TASK GOAL:
Your task is to transcribe the records exactly, skipping every image.

DATA LISTING:
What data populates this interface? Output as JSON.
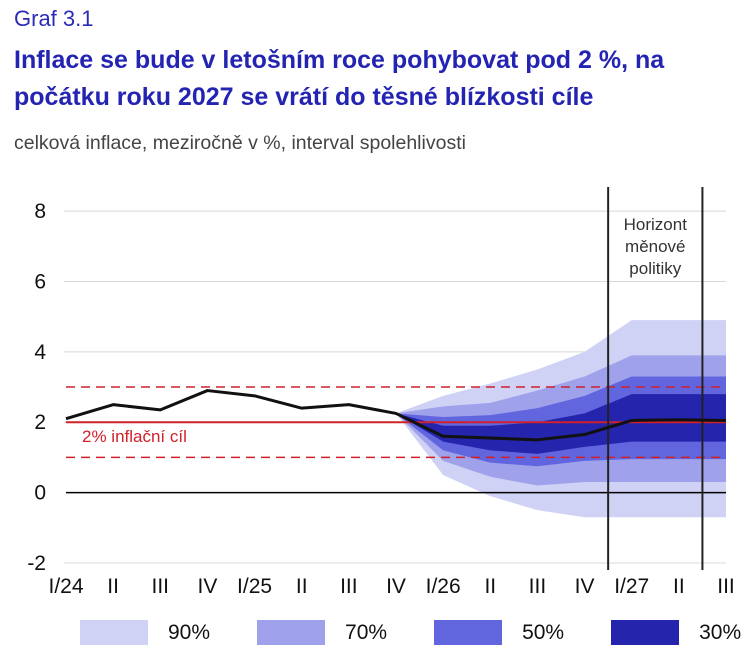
{
  "header": {
    "graf_label": "Graf 3.1",
    "title": "Inflace se bude v letošním roce pohybovat pod 2 %, na počátku roku 2027 se vrátí do těsné blízkosti cíle",
    "subtitle": "celková inflace, meziročně v %, interval spolehlivosti"
  },
  "chart_data": {
    "type": "line",
    "categories": [
      "I/24",
      "II",
      "III",
      "IV",
      "I/25",
      "II",
      "III",
      "IV",
      "I/26",
      "II",
      "III",
      "IV",
      "I/27",
      "II",
      "III"
    ],
    "yticks": [
      "8",
      "6",
      "4",
      "2",
      "0",
      "-2"
    ],
    "ylim": [
      -2.2,
      8.6
    ],
    "series": [
      {
        "values": [
          2.1,
          2.5,
          2.35,
          2.9,
          2.75,
          2.4,
          2.5,
          2.25,
          1.6,
          1.55,
          1.5,
          1.65,
          2.05,
          2.07,
          2.05
        ]
      }
    ],
    "fan_start_index": 7,
    "fan_chart": [
      {
        "name": "90%",
        "color": "#cfd1f5",
        "lower": [
          2.25,
          0.5,
          -0.1,
          -0.5,
          -0.7,
          -0.7,
          -0.7
        ],
        "upper": [
          2.25,
          2.75,
          3.1,
          3.5,
          4.0,
          4.9,
          4.9
        ]
      },
      {
        "name": "70%",
        "color": "#9fa2eb",
        "lower": [
          2.25,
          0.9,
          0.45,
          0.2,
          0.3,
          0.3,
          0.3
        ],
        "upper": [
          2.25,
          2.45,
          2.55,
          2.9,
          3.3,
          3.9,
          3.9
        ]
      },
      {
        "name": "50%",
        "color": "#6266de",
        "lower": [
          2.25,
          1.2,
          0.85,
          0.75,
          0.9,
          0.95,
          0.95
        ],
        "upper": [
          2.25,
          2.15,
          2.2,
          2.4,
          2.75,
          3.3,
          3.3
        ]
      },
      {
        "name": "30%",
        "color": "#2424ad",
        "lower": [
          2.25,
          1.45,
          1.2,
          1.1,
          1.3,
          1.45,
          1.45
        ],
        "upper": [
          2.25,
          1.9,
          1.9,
          2.0,
          2.25,
          2.8,
          2.8
        ]
      }
    ],
    "target": {
      "value": 2,
      "label": "2% inflační cíl",
      "color": "#d0202a",
      "band": [
        1,
        3
      ]
    },
    "annotation": {
      "lines": [
        "Horizont",
        "měnové",
        "politiky"
      ]
    },
    "legend": [
      {
        "label": "90%",
        "color": "#cfd1f5"
      },
      {
        "label": "70%",
        "color": "#9fa2eb"
      },
      {
        "label": "50%",
        "color": "#6266de"
      },
      {
        "label": "30%",
        "color": "#2424ad"
      }
    ],
    "colors": {
      "line": "#111111",
      "grid": "#d8d8d8",
      "zero_line": "#000000"
    }
  }
}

TASK RESPONSE:
What data populates this interface? Output as JSON.
{
  "header": {
    "graf_label": "Graf 3.1",
    "title": "Inflace se bude v letošním roce pohybovat pod 2 %, na počátku roku 2027 se vrátí do těsné blízkosti cíle",
    "subtitle": "celková inflace, meziročně v %, interval spolehlivosti"
  },
  "chart_data": {
    "type": "line",
    "categories": [
      "I/24",
      "II",
      "III",
      "IV",
      "I/25",
      "II",
      "III",
      "IV",
      "I/26",
      "II",
      "III",
      "IV",
      "I/27",
      "II",
      "III"
    ],
    "yticks": [
      "8",
      "6",
      "4",
      "2",
      "0",
      "-2"
    ],
    "ylim": [
      -2.2,
      8.6
    ],
    "series": [
      {
        "values": [
          2.1,
          2.5,
          2.35,
          2.9,
          2.75,
          2.4,
          2.5,
          2.25,
          1.6,
          1.55,
          1.5,
          1.65,
          2.05,
          2.07,
          2.05
        ]
      }
    ],
    "fan_start_index": 7,
    "fan_chart": [
      {
        "name": "90%",
        "color": "#cfd1f5",
        "lower": [
          2.25,
          0.5,
          -0.1,
          -0.5,
          -0.7,
          -0.7,
          -0.7
        ],
        "upper": [
          2.25,
          2.75,
          3.1,
          3.5,
          4.0,
          4.9,
          4.9
        ]
      },
      {
        "name": "70%",
        "color": "#9fa2eb",
        "lower": [
          2.25,
          0.9,
          0.45,
          0.2,
          0.3,
          0.3,
          0.3
        ],
        "upper": [
          2.25,
          2.45,
          2.55,
          2.9,
          3.3,
          3.9,
          3.9
        ]
      },
      {
        "name": "50%",
        "color": "#6266de",
        "lower": [
          2.25,
          1.2,
          0.85,
          0.75,
          0.9,
          0.95,
          0.95
        ],
        "upper": [
          2.25,
          2.15,
          2.2,
          2.4,
          2.75,
          3.3,
          3.3
        ]
      },
      {
        "name": "30%",
        "color": "#2424ad",
        "lower": [
          2.25,
          1.45,
          1.2,
          1.1,
          1.3,
          1.45,
          1.45
        ],
        "upper": [
          2.25,
          1.9,
          1.9,
          2.0,
          2.25,
          2.8,
          2.8
        ]
      }
    ],
    "target": {
      "value": 2,
      "label": "2% inflační cíl",
      "color": "#d0202a",
      "band": [
        1,
        3
      ]
    },
    "annotation": {
      "lines": [
        "Horizont",
        "měnové",
        "politiky"
      ]
    },
    "legend": [
      {
        "label": "90%",
        "color": "#cfd1f5"
      },
      {
        "label": "70%",
        "color": "#9fa2eb"
      },
      {
        "label": "50%",
        "color": "#6266de"
      },
      {
        "label": "30%",
        "color": "#2424ad"
      }
    ],
    "colors": {
      "line": "#111111",
      "grid": "#d8d8d8",
      "zero_line": "#000000"
    }
  }
}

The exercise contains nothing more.